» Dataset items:
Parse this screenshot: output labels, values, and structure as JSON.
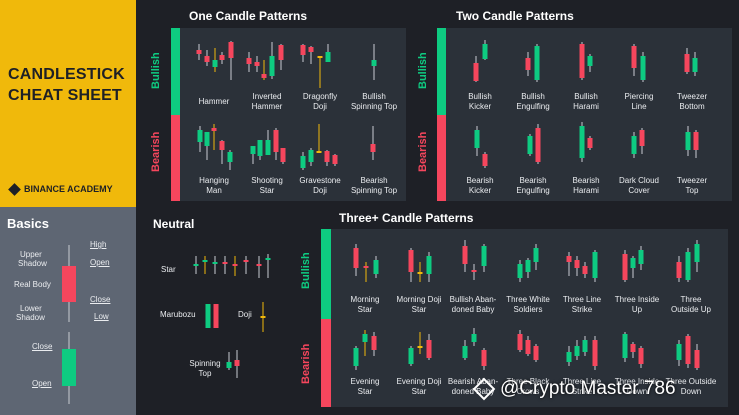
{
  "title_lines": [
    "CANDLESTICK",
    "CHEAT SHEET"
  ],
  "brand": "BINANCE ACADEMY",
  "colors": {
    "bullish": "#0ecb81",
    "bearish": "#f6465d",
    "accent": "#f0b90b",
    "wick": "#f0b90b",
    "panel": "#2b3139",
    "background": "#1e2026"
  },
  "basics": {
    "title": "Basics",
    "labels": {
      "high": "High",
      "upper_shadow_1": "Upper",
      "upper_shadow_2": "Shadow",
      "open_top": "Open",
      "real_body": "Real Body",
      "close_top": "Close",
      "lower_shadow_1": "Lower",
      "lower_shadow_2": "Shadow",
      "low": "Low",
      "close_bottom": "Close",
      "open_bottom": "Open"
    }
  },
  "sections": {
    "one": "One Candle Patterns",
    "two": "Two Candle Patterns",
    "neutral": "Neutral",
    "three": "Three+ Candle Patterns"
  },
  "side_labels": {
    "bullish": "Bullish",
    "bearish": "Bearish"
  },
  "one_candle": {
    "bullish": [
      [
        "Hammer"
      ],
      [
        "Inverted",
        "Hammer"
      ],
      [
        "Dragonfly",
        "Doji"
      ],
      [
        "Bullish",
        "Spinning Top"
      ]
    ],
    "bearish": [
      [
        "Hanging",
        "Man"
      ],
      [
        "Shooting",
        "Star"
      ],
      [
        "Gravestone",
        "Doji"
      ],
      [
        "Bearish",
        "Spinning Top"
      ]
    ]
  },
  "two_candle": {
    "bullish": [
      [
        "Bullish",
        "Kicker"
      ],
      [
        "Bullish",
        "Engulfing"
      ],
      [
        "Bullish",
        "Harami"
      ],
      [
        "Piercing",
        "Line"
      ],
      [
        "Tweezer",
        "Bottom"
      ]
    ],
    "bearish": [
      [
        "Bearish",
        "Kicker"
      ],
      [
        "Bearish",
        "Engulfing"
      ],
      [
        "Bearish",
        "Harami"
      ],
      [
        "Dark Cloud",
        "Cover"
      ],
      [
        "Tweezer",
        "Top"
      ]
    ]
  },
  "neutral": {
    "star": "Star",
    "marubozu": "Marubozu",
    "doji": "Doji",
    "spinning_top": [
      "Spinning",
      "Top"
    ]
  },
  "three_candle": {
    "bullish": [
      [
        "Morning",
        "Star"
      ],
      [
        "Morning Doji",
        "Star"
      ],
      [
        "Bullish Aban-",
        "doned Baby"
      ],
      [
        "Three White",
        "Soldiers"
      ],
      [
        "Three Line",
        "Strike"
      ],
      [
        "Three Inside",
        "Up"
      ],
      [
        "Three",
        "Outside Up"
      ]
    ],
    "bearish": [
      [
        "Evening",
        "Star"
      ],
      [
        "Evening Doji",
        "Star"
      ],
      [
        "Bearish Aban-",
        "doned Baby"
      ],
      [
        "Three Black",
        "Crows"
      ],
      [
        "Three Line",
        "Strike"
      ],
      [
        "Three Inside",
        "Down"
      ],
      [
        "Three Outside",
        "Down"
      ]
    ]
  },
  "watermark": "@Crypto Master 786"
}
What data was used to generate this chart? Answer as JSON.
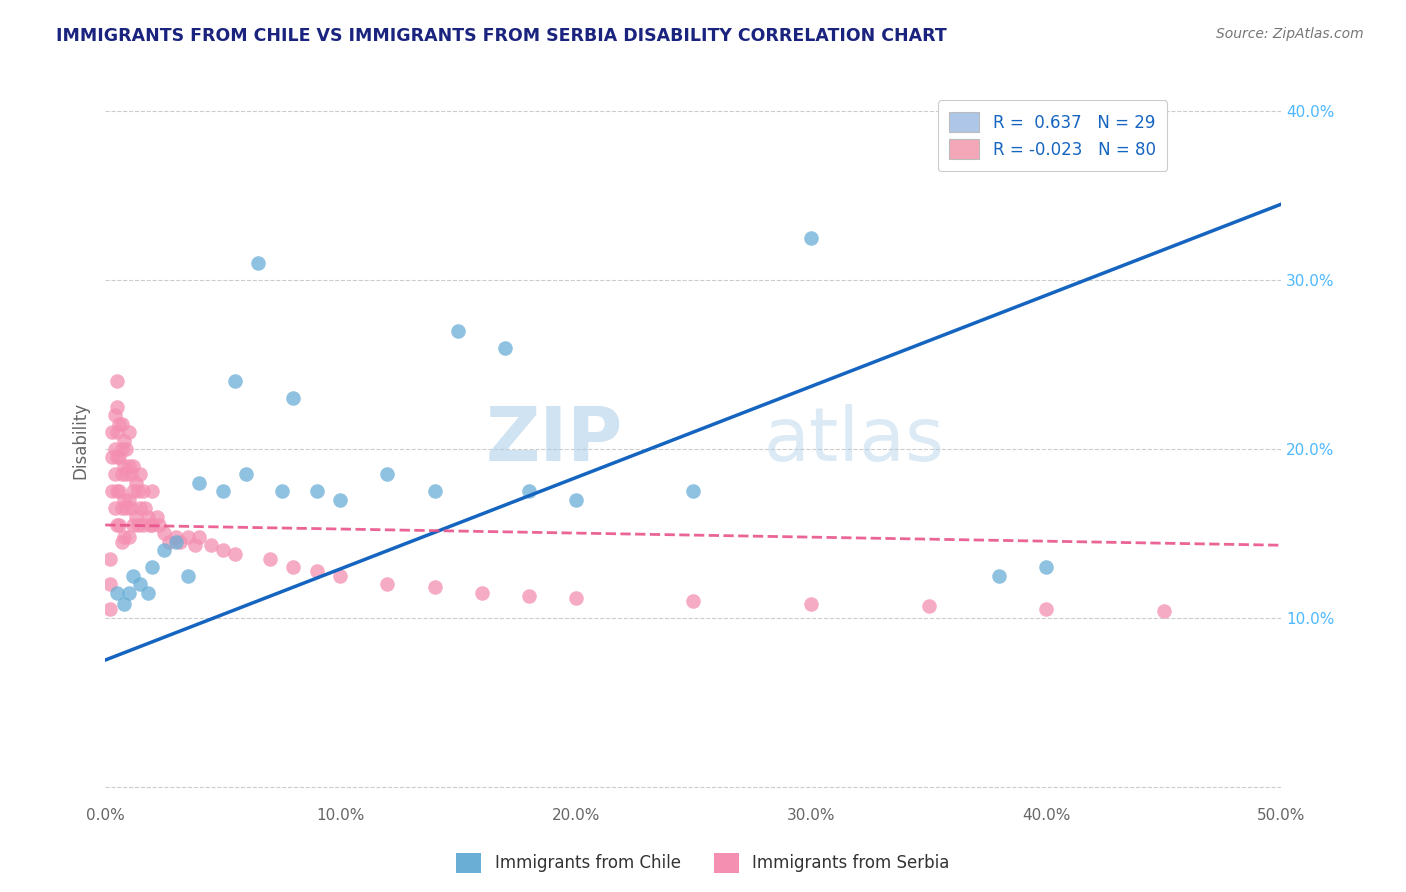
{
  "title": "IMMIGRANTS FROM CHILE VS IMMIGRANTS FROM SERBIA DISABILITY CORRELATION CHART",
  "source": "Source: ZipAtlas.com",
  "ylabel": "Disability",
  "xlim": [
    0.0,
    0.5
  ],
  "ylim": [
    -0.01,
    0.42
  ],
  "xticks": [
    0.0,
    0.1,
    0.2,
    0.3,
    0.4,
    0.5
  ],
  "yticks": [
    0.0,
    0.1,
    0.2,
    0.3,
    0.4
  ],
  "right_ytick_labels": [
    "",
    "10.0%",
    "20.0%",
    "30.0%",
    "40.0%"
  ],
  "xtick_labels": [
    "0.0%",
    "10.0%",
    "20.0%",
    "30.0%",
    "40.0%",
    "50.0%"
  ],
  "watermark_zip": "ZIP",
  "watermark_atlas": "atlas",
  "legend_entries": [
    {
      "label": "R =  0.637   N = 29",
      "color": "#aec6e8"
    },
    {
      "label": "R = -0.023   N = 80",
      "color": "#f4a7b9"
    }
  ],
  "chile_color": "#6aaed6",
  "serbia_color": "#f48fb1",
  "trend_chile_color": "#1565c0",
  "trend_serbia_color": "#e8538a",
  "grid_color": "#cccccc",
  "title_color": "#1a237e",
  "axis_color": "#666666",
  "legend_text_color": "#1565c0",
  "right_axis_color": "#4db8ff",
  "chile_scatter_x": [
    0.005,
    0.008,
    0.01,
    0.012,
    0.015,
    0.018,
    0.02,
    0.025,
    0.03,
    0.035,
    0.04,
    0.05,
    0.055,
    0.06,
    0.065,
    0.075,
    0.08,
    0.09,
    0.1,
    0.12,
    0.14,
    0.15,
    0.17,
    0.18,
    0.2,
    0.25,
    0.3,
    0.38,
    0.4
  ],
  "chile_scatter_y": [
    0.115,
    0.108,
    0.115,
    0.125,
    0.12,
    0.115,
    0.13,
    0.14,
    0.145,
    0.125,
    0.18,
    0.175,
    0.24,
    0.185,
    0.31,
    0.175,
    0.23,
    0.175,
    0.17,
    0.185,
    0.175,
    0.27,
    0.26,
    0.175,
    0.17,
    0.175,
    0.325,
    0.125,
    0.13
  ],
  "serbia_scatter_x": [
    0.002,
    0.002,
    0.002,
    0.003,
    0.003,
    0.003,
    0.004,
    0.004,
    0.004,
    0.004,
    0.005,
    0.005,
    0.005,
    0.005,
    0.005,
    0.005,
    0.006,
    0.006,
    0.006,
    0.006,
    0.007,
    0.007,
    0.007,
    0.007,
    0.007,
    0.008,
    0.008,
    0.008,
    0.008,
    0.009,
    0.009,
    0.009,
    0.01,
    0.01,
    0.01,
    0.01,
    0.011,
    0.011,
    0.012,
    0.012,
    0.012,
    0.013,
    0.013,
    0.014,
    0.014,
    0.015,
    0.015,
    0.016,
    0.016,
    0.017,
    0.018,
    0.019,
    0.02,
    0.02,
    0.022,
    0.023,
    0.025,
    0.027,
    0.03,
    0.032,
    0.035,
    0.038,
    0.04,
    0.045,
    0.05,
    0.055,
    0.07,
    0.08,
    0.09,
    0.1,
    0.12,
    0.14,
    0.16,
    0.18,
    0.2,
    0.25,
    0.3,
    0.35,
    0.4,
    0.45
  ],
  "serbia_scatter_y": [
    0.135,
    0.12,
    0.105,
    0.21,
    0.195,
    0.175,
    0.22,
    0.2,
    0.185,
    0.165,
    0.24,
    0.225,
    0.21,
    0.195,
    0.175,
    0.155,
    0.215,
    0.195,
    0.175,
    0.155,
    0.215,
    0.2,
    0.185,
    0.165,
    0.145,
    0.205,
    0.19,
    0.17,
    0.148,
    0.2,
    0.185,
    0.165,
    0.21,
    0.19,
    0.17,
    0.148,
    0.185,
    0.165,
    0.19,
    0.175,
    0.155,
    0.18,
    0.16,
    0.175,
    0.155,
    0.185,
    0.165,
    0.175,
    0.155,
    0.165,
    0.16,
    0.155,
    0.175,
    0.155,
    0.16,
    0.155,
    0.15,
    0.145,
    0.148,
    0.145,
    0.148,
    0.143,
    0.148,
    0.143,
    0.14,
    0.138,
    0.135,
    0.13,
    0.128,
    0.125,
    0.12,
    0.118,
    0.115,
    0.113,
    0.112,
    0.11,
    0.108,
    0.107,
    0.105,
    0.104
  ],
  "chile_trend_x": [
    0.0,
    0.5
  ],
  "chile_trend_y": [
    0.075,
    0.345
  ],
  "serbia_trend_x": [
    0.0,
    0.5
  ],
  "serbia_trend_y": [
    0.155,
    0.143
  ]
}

» WRITTEN EXERCISE:
What is the number of lines in the data that hold the word "this"? Reply with that number and nothing else.

» SOLUTION:
2